TASK TO CARRY OUT:
Could every line of the data be printed exactly as it reads?

════════

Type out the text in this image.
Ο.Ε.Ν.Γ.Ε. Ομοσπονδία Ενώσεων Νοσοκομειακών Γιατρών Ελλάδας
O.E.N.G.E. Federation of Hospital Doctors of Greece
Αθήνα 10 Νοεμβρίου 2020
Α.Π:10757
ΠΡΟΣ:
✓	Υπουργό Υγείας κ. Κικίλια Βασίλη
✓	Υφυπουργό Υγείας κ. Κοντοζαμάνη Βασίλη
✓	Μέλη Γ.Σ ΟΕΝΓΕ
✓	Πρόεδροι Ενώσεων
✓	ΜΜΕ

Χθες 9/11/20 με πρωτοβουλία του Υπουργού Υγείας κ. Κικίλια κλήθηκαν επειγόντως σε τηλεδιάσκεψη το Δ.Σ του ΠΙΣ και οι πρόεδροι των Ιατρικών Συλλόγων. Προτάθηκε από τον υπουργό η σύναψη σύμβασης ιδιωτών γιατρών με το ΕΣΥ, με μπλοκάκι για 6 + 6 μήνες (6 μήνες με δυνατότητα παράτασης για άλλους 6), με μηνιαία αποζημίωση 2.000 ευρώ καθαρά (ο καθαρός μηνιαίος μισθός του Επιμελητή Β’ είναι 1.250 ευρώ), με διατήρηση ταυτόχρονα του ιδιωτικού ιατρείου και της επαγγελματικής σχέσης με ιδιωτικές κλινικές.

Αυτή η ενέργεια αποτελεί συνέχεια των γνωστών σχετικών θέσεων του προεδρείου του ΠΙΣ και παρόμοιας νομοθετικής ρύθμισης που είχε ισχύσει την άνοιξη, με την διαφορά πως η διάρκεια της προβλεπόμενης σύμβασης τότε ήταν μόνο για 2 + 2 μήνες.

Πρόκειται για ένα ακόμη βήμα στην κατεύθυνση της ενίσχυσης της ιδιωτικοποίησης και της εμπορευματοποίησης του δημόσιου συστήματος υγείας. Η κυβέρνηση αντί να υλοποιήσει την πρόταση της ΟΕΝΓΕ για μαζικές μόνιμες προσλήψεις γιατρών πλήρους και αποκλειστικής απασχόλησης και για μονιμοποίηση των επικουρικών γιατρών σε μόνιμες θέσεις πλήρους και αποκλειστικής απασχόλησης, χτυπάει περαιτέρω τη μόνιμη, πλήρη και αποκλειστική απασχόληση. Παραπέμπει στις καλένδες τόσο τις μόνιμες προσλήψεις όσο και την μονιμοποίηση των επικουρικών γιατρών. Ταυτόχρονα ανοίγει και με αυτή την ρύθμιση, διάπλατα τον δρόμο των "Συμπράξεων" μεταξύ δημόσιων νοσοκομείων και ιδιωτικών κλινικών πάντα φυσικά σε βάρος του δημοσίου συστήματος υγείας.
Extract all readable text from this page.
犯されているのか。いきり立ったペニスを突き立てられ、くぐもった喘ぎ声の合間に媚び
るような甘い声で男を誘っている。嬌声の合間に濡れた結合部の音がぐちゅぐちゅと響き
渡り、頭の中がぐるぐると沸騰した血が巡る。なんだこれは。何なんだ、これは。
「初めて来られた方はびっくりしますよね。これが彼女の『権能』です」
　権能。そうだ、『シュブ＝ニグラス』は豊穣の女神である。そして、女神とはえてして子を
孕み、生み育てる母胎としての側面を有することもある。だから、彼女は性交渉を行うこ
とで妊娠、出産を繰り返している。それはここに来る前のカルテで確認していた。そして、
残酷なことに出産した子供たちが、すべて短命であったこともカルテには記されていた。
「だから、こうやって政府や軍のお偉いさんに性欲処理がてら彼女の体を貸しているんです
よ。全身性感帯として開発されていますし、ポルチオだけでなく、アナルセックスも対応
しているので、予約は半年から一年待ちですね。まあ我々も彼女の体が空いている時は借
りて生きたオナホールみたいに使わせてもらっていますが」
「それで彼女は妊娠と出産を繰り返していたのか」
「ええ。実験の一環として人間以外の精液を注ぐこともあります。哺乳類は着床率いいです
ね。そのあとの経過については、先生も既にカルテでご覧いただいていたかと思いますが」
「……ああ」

════════

THE RESPONSE:
Type out the text in this image.
Ο.Ε.Ν.Γ.Ε. Ομοσπονδία Ενώσεων Νοσοκομειακών Γιατρών Ελλάδας
O.E.N.G.E. Federation of Hospital Doctors of Greece
Αθήνα 10 Νοεμβρίου 2020
Α.Π:10757
ΠΡΟΣ:
✓	Υπουργό Υγείας κ. Κικίλια Βασίλη
✓	Υφυπουργό Υγείας κ. Κοντοζαμάνη Βασίλη
✓	Μέλη Γ.Σ ΟΕΝΓΕ
✓	Πρόεδροι Ενώσεων
✓	ΜΜΕ

Χθες 9/11/20 με πρωτοβουλία του Υπουργού Υγείας κ. Κικίλια κλήθηκαν επειγόντως σε τηλεδιάσκεψη το Δ.Σ του ΠΙΣ και οι πρόεδροι των Ιατρικών Συλλόγων. Προτάθηκε από τον υπουργό η σύναψη σύμβασης ιδιωτών γιατρών με το ΕΣΥ, με μπλοκάκι για 6 + 6 μήνες (6 μήνες με δυνατότητα παράτασης για άλλους 6), με μηνιαία αποζημίωση 2.000 ευρώ καθαρά (ο καθαρός μηνιαίος μισθός του Επιμελητή Β’ είναι 1.250 ευρώ), με διατήρηση ταυτόχρονα του ιδιωτικού ιατρείου και της επαγγελματικής σχέσης με ιδιωτικές κλινικές.

Αυτή η ενέργεια αποτελεί συνέχεια των γνωστών σχετικών θέσεων του προεδρείου του ΠΙΣ και παρόμοιας νομοθετικής ρύθμισης που είχε ισχύσει την άνοιξη, με την διαφορά πως η διάρκεια της προβλεπόμενης σύμβασης τότε ήταν μόνο για 2 + 2 μήνες.

Πρόκειται για ένα ακόμη βήμα στην κατεύθυνση της ενίσχυσης της ιδιωτικοποίησης και της εμπορευματοποίησης του δημόσιου συστήματος υγείας. Η κυβέρνηση αντί να υλοποιήσει την πρόταση της ΟΕΝΓΕ για μαζικές μόνιμες προσλήψεις γιατρών πλήρους και αποκλειστικής απασχόλησης και για μονιμοποίηση των επικουρικών γιατρών σε μόνιμες θέσεις πλήρους και αποκλειστικής απασχόλησης, χτυπάει περαιτέρω τη μόνιμη, πλήρη και αποκλειστική απασχόληση. Παραπέμπει στις καλένδες τόσο τις μόνιμες προσλήψεις όσο και την μονιμοποίηση των επικουρικών γιατρών. Ταυτόχρονα ανοίγει και με αυτή την ρύθμιση, διάπλατα τον δρόμο των "Συμπράξεων" μεταξύ δημόσιων νοσοκομείων και ιδιωτικών κλινικών πάντα φυσικά σε βάρος του δημοσίου συστήματος υγείας.
Extract all readable text from this page.
犯されているのか。いきり立ったペニスを突き立てられ、くぐもった喘ぎ声の合間に媚び
るような甘い声で男を誘っている。嬌声の合間に濡れた結合部の音がぐちゅぐちゅと響き
渡り、頭の中がぐるぐると沸騰した血が巡る。なんだこれは。何なんだ、これは。
「初めて来られた方はびっくりしますよね。これが彼女の『権能』です」
　権能。そうだ、『シュブ＝ニグラス』は豊穣の女神である。そして、女神とはえてして子を
孕み、生み育てる母胎としての側面を有することもある。だから、彼女は性交渉を行うこ
とで妊娠、出産を繰り返している。それはここに来る前のカルテで確認していた。そして、
残酷なことに出産した子供たちが、すべて短命であったこともカルテには記されていた。
「だから、こうやって政府や軍のお偉いさんに性欲処理がてら彼女の体を貸しているんです
よ。全身性感帯として開発されていますし、ポルチオだけでなく、アナルセックスも対応
しているので、予約は半年から一年待ちですね。まあ我々も彼女の体が空いている時は借
りて生きたオナホールみたいに使わせてもらっていますが」
「それで彼女は妊娠と出産を繰り返していたのか」
「ええ。実験の一環として人間以外の精液を注ぐこともあります。哺乳類は着床率いいです
ね。そのあとの経過については、先生も既にカルテでご覧いただいていたかと思いますが」
「……ああ」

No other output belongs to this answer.